What you will do: Copy out all lines that hold "peak".

====== Input data

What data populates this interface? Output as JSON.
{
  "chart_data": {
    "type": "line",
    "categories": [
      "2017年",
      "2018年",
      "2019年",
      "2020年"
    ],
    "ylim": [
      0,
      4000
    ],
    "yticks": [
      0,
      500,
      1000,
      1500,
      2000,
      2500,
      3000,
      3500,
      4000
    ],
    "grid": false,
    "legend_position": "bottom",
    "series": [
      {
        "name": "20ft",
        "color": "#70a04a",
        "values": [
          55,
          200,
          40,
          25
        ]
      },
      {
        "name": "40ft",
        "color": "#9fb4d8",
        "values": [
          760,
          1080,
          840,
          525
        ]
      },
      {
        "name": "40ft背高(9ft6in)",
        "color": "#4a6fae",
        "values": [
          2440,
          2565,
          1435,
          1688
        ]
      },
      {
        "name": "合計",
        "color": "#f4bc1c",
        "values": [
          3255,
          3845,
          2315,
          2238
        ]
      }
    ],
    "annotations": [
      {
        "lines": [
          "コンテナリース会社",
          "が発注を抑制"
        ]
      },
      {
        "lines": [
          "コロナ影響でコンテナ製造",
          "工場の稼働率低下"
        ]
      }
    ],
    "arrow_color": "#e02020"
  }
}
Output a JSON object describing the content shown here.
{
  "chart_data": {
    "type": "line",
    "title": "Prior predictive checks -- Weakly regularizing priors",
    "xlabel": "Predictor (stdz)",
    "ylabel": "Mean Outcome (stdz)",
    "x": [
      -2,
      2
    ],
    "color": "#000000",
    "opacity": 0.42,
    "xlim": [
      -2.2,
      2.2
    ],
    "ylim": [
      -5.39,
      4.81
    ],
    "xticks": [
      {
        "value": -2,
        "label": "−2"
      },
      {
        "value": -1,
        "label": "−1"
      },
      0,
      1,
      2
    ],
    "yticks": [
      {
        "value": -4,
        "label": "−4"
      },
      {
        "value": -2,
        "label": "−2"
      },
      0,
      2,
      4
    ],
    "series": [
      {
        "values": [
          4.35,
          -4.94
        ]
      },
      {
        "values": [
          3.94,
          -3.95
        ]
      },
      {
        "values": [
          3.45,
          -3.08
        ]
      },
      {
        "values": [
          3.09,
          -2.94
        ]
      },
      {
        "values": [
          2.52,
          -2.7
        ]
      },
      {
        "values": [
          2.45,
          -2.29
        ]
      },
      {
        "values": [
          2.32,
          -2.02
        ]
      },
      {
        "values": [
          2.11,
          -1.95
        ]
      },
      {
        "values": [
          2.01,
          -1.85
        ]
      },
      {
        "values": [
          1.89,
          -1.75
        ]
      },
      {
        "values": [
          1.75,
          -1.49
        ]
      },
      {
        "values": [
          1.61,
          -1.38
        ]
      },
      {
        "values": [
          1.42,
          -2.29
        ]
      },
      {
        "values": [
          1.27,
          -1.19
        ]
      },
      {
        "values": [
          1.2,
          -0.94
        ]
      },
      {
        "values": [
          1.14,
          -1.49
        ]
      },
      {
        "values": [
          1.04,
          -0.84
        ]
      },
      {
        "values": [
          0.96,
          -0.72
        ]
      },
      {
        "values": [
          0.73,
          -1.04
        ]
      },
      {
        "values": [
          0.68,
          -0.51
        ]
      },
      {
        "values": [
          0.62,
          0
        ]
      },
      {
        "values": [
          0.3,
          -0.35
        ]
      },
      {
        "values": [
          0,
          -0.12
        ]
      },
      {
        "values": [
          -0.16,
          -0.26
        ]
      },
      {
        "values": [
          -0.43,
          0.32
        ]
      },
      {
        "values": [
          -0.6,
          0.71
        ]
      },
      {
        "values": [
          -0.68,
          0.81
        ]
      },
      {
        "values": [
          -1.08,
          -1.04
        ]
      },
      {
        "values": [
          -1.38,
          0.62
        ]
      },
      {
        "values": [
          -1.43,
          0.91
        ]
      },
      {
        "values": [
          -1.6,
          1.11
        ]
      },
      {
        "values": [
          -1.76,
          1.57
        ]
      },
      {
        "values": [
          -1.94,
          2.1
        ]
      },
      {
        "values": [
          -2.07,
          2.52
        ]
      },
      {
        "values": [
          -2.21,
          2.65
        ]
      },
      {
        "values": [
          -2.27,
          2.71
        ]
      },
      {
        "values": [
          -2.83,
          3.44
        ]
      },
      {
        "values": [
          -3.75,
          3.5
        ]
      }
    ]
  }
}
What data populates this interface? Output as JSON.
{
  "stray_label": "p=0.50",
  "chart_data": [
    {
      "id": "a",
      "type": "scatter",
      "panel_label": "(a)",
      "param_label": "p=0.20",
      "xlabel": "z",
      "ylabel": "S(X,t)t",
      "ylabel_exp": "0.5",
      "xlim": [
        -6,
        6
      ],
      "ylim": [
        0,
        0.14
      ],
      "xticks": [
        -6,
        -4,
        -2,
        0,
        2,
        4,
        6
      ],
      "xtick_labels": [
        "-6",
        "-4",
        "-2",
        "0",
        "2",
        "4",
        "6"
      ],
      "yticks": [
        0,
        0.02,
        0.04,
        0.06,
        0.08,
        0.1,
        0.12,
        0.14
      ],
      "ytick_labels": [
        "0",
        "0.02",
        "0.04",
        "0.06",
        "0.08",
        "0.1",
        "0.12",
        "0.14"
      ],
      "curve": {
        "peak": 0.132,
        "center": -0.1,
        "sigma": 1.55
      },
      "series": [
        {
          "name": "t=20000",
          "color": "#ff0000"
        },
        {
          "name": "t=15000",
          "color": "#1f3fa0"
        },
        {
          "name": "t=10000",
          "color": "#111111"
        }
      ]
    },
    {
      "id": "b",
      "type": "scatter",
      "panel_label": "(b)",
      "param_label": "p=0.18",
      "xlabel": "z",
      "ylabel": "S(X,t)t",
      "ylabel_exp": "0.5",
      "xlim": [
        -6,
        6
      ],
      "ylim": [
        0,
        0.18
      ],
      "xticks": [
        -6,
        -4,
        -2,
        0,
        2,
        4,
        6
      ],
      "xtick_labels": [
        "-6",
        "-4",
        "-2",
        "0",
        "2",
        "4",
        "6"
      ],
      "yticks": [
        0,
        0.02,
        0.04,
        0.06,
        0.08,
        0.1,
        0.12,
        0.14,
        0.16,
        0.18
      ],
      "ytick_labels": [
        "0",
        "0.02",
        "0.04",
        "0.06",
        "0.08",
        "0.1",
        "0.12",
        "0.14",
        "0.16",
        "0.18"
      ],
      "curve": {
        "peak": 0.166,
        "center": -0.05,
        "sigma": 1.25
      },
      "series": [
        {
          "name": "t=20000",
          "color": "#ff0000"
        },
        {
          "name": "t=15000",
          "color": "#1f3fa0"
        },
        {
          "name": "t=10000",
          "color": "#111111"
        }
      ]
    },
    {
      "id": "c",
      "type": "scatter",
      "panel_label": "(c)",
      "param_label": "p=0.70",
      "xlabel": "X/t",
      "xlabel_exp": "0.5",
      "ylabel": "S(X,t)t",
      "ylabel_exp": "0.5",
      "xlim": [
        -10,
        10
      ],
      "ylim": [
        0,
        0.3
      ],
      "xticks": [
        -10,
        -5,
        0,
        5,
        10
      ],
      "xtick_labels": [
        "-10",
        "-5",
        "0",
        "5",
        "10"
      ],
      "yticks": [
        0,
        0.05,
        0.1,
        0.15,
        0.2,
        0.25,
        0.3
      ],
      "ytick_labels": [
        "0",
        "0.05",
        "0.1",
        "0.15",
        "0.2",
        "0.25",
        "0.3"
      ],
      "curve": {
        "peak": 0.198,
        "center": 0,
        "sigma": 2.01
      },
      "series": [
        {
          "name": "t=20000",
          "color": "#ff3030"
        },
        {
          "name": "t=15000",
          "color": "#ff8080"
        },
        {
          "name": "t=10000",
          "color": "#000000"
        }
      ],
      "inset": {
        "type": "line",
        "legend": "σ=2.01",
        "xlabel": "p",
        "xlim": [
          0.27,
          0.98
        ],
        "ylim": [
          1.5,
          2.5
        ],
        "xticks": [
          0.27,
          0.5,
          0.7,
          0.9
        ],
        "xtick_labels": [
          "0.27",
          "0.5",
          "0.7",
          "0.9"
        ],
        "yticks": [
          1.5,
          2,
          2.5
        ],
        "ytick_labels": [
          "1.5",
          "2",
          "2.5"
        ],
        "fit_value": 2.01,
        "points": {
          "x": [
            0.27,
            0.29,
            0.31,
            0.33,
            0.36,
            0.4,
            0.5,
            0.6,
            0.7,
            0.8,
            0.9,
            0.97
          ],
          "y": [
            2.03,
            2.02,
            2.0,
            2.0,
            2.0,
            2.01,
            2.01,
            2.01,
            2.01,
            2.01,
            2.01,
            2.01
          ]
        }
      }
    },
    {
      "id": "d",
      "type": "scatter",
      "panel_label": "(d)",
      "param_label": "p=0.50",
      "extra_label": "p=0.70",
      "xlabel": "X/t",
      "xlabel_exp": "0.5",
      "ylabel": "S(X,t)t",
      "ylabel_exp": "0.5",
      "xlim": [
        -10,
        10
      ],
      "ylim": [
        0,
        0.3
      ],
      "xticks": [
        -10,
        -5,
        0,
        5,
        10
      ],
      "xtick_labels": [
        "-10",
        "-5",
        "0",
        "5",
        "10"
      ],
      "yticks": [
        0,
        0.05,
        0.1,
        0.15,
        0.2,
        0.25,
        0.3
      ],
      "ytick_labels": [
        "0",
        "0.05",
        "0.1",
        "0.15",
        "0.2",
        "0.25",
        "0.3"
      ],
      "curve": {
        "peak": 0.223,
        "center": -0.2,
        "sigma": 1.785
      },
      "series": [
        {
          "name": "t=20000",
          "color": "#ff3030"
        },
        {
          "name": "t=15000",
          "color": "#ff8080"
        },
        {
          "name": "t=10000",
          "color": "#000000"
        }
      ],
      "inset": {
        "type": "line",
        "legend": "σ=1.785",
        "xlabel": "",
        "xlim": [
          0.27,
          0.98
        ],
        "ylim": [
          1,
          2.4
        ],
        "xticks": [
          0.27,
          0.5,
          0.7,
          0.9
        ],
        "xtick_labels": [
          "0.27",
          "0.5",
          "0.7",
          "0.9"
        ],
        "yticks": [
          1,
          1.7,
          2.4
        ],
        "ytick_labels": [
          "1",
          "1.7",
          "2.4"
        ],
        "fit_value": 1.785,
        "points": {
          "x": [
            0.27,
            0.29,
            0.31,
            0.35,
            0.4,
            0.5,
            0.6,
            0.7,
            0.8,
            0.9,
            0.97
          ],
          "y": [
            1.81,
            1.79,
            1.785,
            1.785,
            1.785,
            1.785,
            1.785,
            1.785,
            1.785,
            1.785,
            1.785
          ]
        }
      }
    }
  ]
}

============

Result:
        "peak": 0.132,
        "peak": 0.166,
        "peak": 0.198,
        "peak": 0.223,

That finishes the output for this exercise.